**Written problem**
Where a line in the listing below contains the word "нужд", copy that line.

**Dataset extract**
----

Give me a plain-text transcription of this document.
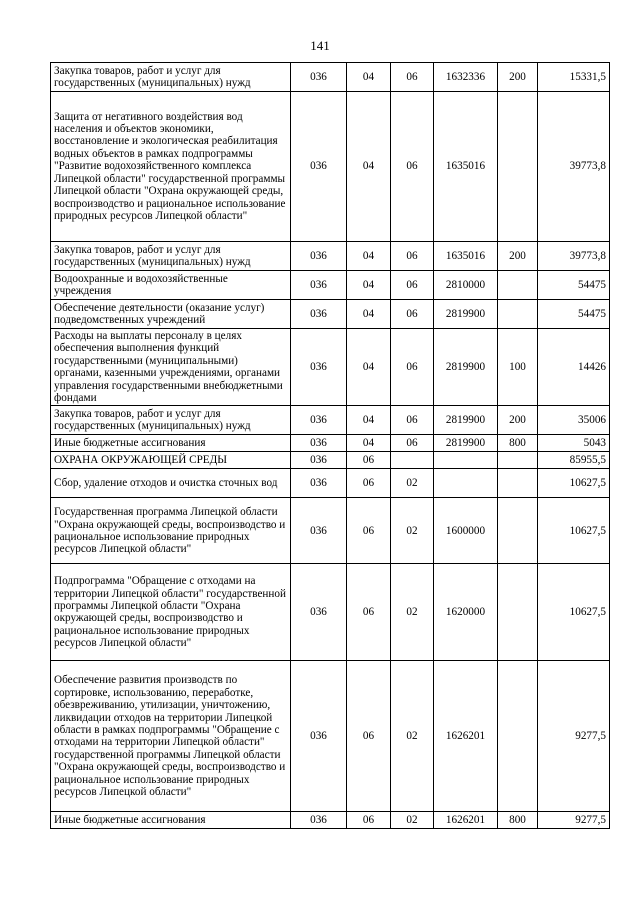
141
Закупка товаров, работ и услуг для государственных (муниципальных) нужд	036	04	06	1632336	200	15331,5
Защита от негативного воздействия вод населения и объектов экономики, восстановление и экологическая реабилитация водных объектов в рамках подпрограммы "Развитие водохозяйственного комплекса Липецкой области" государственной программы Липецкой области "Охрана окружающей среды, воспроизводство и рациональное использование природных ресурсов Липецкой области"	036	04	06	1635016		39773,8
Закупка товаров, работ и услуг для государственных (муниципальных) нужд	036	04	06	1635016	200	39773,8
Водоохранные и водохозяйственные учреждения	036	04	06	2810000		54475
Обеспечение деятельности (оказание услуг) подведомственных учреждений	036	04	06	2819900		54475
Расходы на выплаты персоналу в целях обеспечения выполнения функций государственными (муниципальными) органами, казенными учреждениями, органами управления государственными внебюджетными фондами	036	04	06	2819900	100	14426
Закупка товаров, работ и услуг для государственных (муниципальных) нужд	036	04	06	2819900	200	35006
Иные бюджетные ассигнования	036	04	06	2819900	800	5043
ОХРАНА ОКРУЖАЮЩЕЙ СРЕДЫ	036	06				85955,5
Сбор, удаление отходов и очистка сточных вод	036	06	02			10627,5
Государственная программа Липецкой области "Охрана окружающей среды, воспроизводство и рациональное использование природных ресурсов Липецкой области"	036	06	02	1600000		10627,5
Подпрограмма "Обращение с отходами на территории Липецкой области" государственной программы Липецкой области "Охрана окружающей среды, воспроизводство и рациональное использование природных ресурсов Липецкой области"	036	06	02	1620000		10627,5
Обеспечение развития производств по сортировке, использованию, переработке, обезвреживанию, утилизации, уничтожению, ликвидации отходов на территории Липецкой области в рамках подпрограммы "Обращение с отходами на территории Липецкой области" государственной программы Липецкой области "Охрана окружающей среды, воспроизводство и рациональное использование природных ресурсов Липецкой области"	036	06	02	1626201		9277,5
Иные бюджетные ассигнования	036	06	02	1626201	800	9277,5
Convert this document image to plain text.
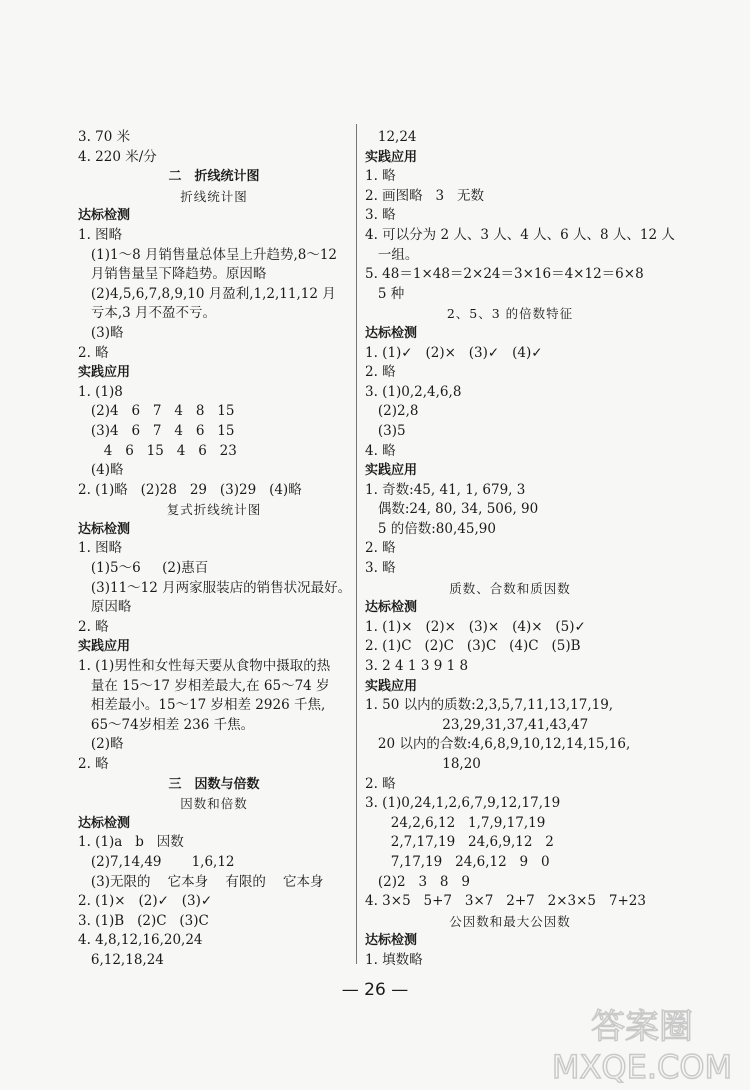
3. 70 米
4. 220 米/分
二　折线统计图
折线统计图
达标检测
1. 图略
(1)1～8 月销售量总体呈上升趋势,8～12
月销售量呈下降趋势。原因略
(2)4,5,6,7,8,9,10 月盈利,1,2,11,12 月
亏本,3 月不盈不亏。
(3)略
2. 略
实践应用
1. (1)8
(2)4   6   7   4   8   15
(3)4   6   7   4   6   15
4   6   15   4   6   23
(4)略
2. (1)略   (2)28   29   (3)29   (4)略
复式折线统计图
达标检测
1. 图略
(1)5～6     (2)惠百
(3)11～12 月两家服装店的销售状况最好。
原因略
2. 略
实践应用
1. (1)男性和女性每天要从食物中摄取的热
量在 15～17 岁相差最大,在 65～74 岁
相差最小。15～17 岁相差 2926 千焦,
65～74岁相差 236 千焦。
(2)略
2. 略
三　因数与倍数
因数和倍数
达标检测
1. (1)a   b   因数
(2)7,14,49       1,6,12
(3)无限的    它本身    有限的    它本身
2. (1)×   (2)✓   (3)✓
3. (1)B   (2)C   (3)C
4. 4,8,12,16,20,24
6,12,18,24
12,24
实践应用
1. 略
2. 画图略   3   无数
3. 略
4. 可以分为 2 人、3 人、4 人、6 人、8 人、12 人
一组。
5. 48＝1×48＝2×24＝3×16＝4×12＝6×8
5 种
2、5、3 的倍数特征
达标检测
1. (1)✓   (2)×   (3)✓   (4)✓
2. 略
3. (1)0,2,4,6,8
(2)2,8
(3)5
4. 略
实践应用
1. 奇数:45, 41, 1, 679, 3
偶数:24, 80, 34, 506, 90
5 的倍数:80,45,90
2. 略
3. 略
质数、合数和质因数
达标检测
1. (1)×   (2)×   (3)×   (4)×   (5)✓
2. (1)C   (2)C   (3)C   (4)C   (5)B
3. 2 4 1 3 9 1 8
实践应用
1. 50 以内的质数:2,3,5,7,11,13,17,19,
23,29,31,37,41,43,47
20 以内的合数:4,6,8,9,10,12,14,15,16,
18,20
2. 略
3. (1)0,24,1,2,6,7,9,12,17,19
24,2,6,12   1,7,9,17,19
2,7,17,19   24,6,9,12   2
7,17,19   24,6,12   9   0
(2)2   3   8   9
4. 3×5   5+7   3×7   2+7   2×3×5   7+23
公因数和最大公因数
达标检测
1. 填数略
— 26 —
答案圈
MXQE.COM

----

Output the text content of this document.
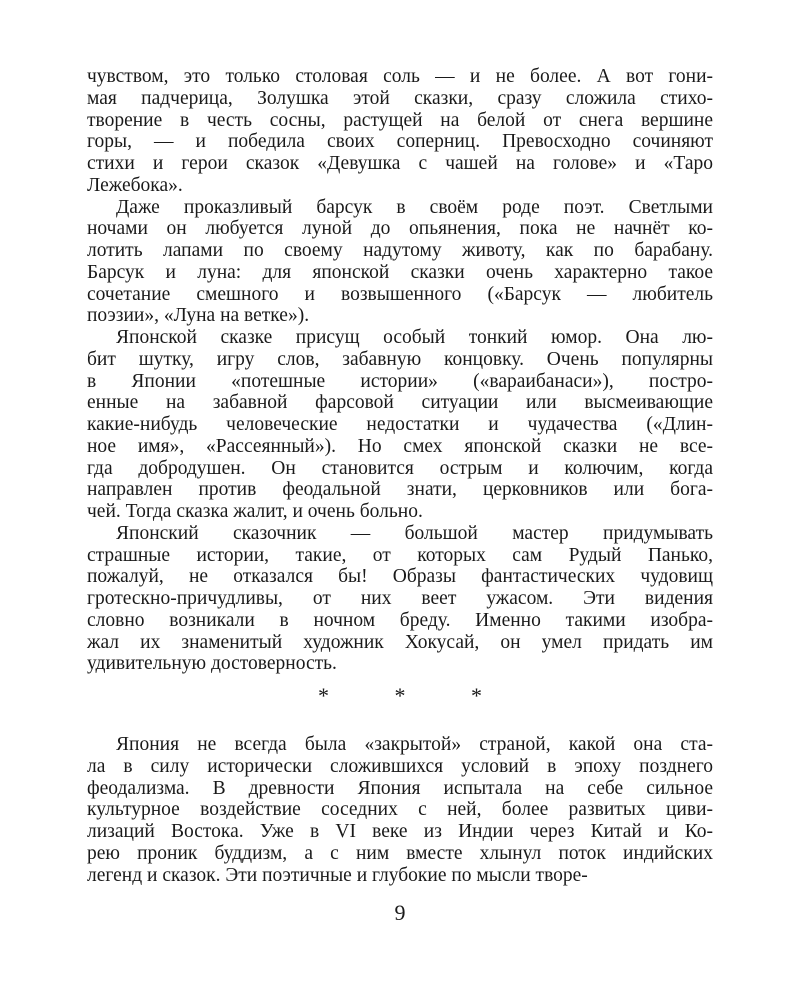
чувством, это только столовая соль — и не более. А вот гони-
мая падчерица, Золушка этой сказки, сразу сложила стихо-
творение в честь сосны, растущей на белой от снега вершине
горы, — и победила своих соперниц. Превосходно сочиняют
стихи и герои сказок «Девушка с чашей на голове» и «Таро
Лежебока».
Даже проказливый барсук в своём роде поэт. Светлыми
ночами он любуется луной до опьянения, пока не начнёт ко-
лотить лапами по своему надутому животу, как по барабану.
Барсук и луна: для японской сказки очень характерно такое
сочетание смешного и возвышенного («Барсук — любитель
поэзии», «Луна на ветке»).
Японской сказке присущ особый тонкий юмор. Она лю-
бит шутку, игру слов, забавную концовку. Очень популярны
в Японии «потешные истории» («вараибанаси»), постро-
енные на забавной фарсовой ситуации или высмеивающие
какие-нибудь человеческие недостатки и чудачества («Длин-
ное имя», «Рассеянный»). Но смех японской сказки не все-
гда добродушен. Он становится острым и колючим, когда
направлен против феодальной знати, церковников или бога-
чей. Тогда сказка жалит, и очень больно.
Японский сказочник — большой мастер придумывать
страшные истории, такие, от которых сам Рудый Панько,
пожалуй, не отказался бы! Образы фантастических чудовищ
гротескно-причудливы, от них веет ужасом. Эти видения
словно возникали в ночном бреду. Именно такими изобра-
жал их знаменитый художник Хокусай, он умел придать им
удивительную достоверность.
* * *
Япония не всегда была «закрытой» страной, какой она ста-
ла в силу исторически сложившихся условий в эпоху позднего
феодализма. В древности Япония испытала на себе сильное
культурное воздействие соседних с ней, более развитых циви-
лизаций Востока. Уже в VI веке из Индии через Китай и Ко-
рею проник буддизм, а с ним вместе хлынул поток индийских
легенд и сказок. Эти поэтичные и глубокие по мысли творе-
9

----

**Correct output**
Закупка товаров, работ и услуг для государственных (муниципальных) нужд	036	04	06	1632336	200	15331,5
Закупка товаров, работ и услуг для государственных (муниципальных) нужд	036	04	06	1635016	200	39773,8
Закупка товаров, работ и услуг для государственных (муниципальных) нужд	036	04	06	2819900	200	35006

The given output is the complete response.